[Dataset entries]
:::::
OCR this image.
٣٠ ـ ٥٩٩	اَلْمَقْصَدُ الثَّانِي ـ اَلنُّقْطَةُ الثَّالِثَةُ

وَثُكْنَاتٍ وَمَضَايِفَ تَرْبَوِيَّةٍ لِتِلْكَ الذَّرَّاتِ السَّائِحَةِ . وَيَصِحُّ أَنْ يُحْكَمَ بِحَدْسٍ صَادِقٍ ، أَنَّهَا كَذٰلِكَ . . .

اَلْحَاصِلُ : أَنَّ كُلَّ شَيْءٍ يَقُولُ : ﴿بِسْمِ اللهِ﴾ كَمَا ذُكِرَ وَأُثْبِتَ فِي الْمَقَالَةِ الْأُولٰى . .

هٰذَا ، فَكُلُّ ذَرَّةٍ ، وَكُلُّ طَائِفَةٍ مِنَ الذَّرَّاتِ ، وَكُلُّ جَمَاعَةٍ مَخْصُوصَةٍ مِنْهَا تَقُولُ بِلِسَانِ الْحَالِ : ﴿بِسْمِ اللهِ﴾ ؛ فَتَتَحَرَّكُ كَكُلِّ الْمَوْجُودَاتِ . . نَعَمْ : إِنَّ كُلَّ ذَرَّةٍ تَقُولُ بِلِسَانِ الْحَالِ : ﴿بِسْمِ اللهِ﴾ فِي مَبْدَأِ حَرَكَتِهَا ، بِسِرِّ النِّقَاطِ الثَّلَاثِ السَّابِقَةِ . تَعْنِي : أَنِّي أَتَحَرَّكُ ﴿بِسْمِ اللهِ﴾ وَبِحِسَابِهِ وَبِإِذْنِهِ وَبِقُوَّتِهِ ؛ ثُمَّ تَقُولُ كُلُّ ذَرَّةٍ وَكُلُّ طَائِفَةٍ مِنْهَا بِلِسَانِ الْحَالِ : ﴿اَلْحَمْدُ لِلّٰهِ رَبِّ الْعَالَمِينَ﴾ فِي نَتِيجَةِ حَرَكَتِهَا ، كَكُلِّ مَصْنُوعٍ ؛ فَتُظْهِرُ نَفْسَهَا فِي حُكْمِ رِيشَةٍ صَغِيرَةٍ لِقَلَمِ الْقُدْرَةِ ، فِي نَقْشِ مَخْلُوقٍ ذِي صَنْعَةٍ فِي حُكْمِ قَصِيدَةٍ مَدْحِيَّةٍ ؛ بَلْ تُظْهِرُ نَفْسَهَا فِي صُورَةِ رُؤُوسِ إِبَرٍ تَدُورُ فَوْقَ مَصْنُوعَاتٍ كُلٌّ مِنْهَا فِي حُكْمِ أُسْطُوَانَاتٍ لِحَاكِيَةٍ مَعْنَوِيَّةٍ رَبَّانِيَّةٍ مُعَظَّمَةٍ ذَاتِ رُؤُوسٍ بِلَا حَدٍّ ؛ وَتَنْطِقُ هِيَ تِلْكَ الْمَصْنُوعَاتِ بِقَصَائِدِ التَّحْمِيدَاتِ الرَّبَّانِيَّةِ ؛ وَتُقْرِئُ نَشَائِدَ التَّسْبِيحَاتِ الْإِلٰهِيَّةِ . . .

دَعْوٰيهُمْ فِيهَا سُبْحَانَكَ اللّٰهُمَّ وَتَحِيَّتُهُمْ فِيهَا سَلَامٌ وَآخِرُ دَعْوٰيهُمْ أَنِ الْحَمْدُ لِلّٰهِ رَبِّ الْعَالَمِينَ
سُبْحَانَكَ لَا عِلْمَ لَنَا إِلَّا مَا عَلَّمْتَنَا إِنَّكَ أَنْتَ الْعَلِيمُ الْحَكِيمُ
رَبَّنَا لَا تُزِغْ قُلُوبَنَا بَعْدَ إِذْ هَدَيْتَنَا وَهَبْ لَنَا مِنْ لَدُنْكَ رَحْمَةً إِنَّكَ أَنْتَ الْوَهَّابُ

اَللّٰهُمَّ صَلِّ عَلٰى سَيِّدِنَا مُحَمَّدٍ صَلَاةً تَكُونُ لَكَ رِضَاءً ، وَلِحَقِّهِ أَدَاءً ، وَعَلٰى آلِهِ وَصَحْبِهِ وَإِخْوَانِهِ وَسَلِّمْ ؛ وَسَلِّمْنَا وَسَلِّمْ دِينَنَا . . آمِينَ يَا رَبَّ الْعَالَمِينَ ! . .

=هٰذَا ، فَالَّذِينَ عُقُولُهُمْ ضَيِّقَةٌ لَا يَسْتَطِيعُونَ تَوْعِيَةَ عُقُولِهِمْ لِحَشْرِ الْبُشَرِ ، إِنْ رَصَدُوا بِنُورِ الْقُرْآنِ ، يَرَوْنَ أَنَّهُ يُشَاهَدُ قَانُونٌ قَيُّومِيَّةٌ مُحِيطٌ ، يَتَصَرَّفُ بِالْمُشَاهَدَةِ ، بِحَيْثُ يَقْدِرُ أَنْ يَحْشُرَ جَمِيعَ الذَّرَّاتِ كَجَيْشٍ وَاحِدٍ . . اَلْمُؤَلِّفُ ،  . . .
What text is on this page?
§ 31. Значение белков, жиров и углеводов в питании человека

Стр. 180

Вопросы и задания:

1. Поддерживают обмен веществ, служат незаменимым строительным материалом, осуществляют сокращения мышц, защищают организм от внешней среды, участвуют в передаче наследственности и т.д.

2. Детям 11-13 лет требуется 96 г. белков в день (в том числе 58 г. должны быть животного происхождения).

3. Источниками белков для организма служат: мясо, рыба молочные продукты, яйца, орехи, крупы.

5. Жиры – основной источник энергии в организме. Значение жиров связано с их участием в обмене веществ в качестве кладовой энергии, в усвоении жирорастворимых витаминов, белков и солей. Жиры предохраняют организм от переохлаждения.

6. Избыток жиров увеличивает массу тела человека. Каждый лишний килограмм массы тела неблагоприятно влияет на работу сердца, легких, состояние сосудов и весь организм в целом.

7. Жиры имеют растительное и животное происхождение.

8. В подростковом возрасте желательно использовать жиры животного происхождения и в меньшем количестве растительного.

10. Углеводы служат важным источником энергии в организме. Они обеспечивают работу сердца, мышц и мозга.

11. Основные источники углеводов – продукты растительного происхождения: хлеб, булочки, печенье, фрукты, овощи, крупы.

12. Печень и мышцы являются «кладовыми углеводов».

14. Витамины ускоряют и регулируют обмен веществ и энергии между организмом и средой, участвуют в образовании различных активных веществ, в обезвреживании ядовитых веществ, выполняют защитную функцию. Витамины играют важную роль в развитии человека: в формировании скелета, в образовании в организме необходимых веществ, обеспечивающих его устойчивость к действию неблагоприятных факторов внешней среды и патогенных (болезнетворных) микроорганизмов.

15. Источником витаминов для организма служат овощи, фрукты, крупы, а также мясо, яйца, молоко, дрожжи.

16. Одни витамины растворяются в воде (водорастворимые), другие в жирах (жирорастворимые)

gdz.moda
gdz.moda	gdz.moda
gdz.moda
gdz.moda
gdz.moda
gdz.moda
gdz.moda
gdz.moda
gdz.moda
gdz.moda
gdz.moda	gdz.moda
:::::
_STATED GOAL_: Repeat the data above exactly.

_SOLUTION_:
OCR this image.
٣٠ ـ ٥٩٩	اَلْمَقْصَدُ الثَّانِي ـ اَلنُّقْطَةُ الثَّالِثَةُ

وَثُكْنَاتٍ وَمَضَايِفَ تَرْبَوِيَّةٍ لِتِلْكَ الذَّرَّاتِ السَّائِحَةِ . وَيَصِحُّ أَنْ يُحْكَمَ بِحَدْسٍ صَادِقٍ ، أَنَّهَا كَذٰلِكَ . . .

اَلْحَاصِلُ : أَنَّ كُلَّ شَيْءٍ يَقُولُ : ﴿بِسْمِ اللهِ﴾ كَمَا ذُكِرَ وَأُثْبِتَ فِي الْمَقَالَةِ الْأُولٰى . .

هٰذَا ، فَكُلُّ ذَرَّةٍ ، وَكُلُّ طَائِفَةٍ مِنَ الذَّرَّاتِ ، وَكُلُّ جَمَاعَةٍ مَخْصُوصَةٍ مِنْهَا تَقُولُ بِلِسَانِ الْحَالِ : ﴿بِسْمِ اللهِ﴾ ؛ فَتَتَحَرَّكُ كَكُلِّ الْمَوْجُودَاتِ . . نَعَمْ : إِنَّ كُلَّ ذَرَّةٍ تَقُولُ بِلِسَانِ الْحَالِ : ﴿بِسْمِ اللهِ﴾ فِي مَبْدَأِ حَرَكَتِهَا ، بِسِرِّ النِّقَاطِ الثَّلَاثِ السَّابِقَةِ . تَعْنِي : أَنِّي أَتَحَرَّكُ ﴿بِسْمِ اللهِ﴾ وَبِحِسَابِهِ وَبِإِذْنِهِ وَبِقُوَّتِهِ ؛ ثُمَّ تَقُولُ كُلُّ ذَرَّةٍ وَكُلُّ طَائِفَةٍ مِنْهَا بِلِسَانِ الْحَالِ : ﴿اَلْحَمْدُ لِلّٰهِ رَبِّ الْعَالَمِينَ﴾ فِي نَتِيجَةِ حَرَكَتِهَا ، كَكُلِّ مَصْنُوعٍ ؛ فَتُظْهِرُ نَفْسَهَا فِي حُكْمِ رِيشَةٍ صَغِيرَةٍ لِقَلَمِ الْقُدْرَةِ ، فِي نَقْشِ مَخْلُوقٍ ذِي صَنْعَةٍ فِي حُكْمِ قَصِيدَةٍ مَدْحِيَّةٍ ؛ بَلْ تُظْهِرُ نَفْسَهَا فِي صُورَةِ رُؤُوسِ إِبَرٍ تَدُورُ فَوْقَ مَصْنُوعَاتٍ كُلٌّ مِنْهَا فِي حُكْمِ أُسْطُوَانَاتٍ لِحَاكِيَةٍ مَعْنَوِيَّةٍ رَبَّانِيَّةٍ مُعَظَّمَةٍ ذَاتِ رُؤُوسٍ بِلَا حَدٍّ ؛ وَتَنْطِقُ هِيَ تِلْكَ الْمَصْنُوعَاتِ بِقَصَائِدِ التَّحْمِيدَاتِ الرَّبَّانِيَّةِ ؛ وَتُقْرِئُ نَشَائِدَ التَّسْبِيحَاتِ الْإِلٰهِيَّةِ . . .

دَعْوٰيهُمْ فِيهَا سُبْحَانَكَ اللّٰهُمَّ وَتَحِيَّتُهُمْ فِيهَا سَلَامٌ وَآخِرُ دَعْوٰيهُمْ أَنِ الْحَمْدُ لِلّٰهِ رَبِّ الْعَالَمِينَ
سُبْحَانَكَ لَا عِلْمَ لَنَا إِلَّا مَا عَلَّمْتَنَا إِنَّكَ أَنْتَ الْعَلِيمُ الْحَكِيمُ
رَبَّنَا لَا تُزِغْ قُلُوبَنَا بَعْدَ إِذْ هَدَيْتَنَا وَهَبْ لَنَا مِنْ لَدُنْكَ رَحْمَةً إِنَّكَ أَنْتَ الْوَهَّابُ

اَللّٰهُمَّ صَلِّ عَلٰى سَيِّدِنَا مُحَمَّدٍ صَلَاةً تَكُونُ لَكَ رِضَاءً ، وَلِحَقِّهِ أَدَاءً ، وَعَلٰى آلِهِ وَصَحْبِهِ وَإِخْوَانِهِ وَسَلِّمْ ؛ وَسَلِّمْنَا وَسَلِّمْ دِينَنَا . . آمِينَ يَا رَبَّ الْعَالَمِينَ ! . .

=هٰذَا ، فَالَّذِينَ عُقُولُهُمْ ضَيِّقَةٌ لَا يَسْتَطِيعُونَ تَوْعِيَةَ عُقُولِهِمْ لِحَشْرِ الْبُشَرِ ، إِنْ رَصَدُوا بِنُورِ الْقُرْآنِ ، يَرَوْنَ أَنَّهُ يُشَاهَدُ قَانُونٌ قَيُّومِيَّةٌ مُحِيطٌ ، يَتَصَرَّفُ بِالْمُشَاهَدَةِ ، بِحَيْثُ يَقْدِرُ أَنْ يَحْشُرَ جَمِيعَ الذَّرَّاتِ كَجَيْشٍ وَاحِدٍ . . اَلْمُؤَلِّفُ ،  . . .
What text is on this page?
§ 31. Значение белков, жиров и углеводов в питании человека

Стр. 180

Вопросы и задания:

1. Поддерживают обмен веществ, служат незаменимым строительным материалом, осуществляют сокращения мышц, защищают организм от внешней среды, участвуют в передаче наследственности и т.д.

2. Детям 11-13 лет требуется 96 г. белков в день (в том числе 58 г. должны быть животного происхождения).

3. Источниками белков для организма служат: мясо, рыба молочные продукты, яйца, орехи, крупы.

5. Жиры – основной источник энергии в организме. Значение жиров связано с их участием в обмене веществ в качестве кладовой энергии, в усвоении жирорастворимых витаминов, белков и солей. Жиры предохраняют организм от переохлаждения.

6. Избыток жиров увеличивает массу тела человека. Каждый лишний килограмм массы тела неблагоприятно влияет на работу сердца, легких, состояние сосудов и весь организм в целом.

7. Жиры имеют растительное и животное происхождение.

8. В подростковом возрасте желательно использовать жиры животного происхождения и в меньшем количестве растительного.

10. Углеводы служат важным источником энергии в организме. Они обеспечивают работу сердца, мышц и мозга.

11. Основные источники углеводов – продукты растительного происхождения: хлеб, булочки, печенье, фрукты, овощи, крупы.

12. Печень и мышцы являются «кладовыми углеводов».

14. Витамины ускоряют и регулируют обмен веществ и энергии между организмом и средой, участвуют в образовании различных активных веществ, в обезвреживании ядовитых веществ, выполняют защитную функцию. Витамины играют важную роль в развитии человека: в формировании скелета, в образовании в организме необходимых веществ, обеспечивающих его устойчивость к действию неблагоприятных факторов внешней среды и патогенных (болезнетворных) микроорганизмов.

15. Источником витаминов для организма служат овощи, фрукты, крупы, а также мясо, яйца, молоко, дрожжи.

16. Одни витамины растворяются в воде (водорастворимые), другие в жирах (жирорастворимые)

gdz.moda
gdz.moda	gdz.moda
gdz.moda
gdz.moda
gdz.moda
gdz.moda
gdz.moda
gdz.moda
gdz.moda
gdz.moda
gdz.moda	gdz.moda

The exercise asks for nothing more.